Task instructions:
Of all the lines in the material, how many contain the word "如图所示"? State the number alone.

Dataset content:
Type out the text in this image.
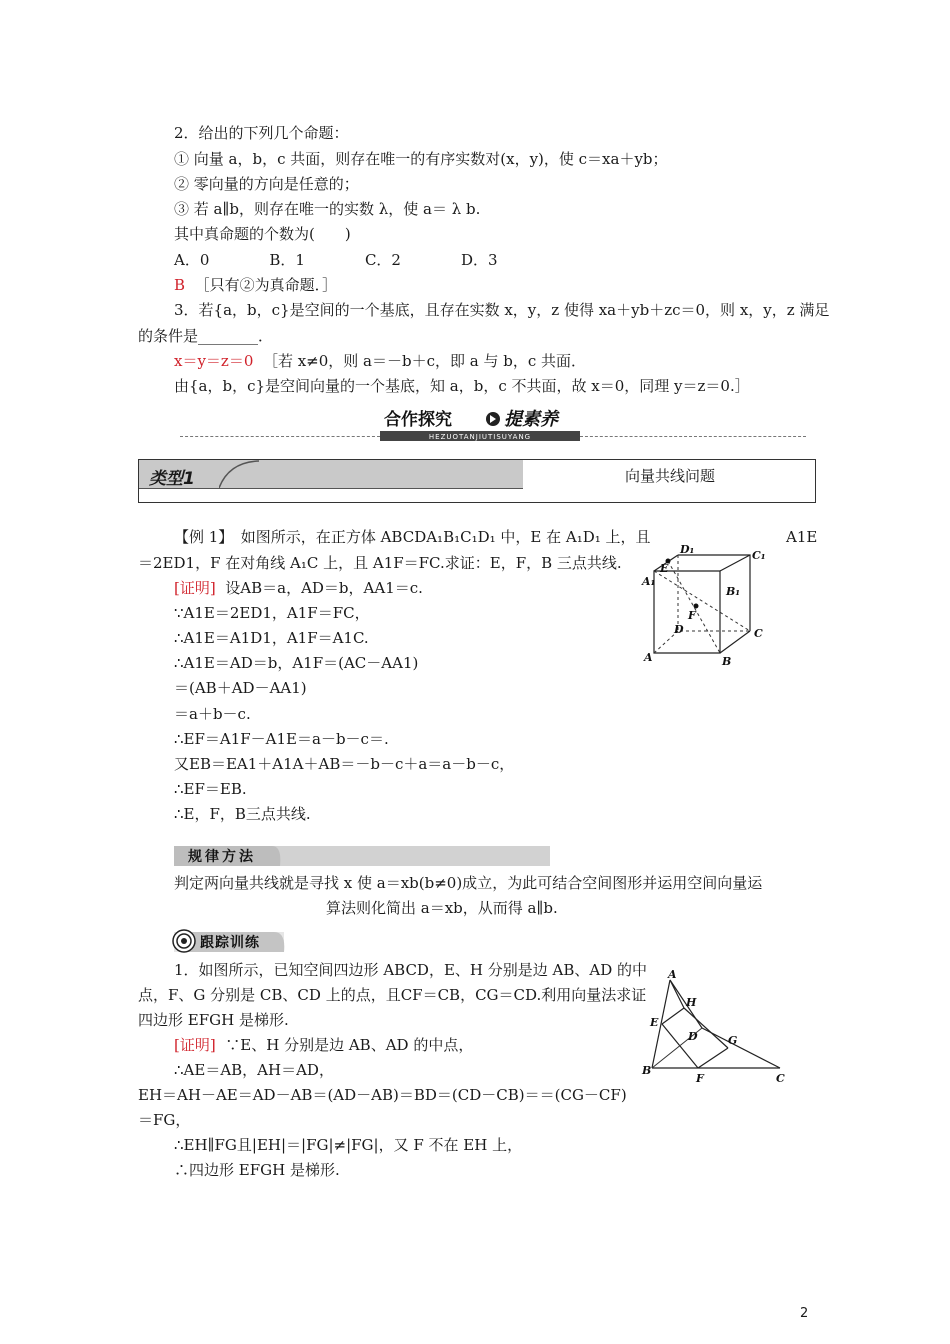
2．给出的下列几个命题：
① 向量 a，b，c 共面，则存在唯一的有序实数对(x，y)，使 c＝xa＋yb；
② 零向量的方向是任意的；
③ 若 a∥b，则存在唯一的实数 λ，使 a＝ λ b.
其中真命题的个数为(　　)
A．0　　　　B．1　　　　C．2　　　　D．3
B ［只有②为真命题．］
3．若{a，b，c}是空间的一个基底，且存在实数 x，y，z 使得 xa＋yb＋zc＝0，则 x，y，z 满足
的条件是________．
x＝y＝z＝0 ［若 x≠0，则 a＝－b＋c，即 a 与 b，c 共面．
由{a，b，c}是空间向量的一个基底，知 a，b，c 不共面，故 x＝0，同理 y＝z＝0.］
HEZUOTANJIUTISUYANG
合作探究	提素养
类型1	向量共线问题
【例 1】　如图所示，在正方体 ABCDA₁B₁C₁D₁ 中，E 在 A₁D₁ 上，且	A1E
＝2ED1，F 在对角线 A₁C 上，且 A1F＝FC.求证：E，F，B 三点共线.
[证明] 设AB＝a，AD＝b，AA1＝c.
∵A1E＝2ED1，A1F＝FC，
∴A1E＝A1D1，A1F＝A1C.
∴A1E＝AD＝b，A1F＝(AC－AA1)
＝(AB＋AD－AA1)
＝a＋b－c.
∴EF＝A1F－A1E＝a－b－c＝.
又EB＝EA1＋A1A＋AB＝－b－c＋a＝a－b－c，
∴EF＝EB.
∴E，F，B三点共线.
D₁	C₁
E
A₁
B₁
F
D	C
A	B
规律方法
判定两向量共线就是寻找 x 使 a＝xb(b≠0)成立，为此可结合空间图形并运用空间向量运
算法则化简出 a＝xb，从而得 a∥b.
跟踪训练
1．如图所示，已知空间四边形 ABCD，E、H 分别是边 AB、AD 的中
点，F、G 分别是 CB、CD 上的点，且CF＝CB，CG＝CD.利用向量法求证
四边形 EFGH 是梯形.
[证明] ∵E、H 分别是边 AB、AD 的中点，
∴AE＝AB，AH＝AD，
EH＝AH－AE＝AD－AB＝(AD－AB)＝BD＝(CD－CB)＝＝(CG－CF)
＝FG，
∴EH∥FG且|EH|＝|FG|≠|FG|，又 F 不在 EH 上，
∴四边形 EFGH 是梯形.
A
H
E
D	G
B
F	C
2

Answer in full:
2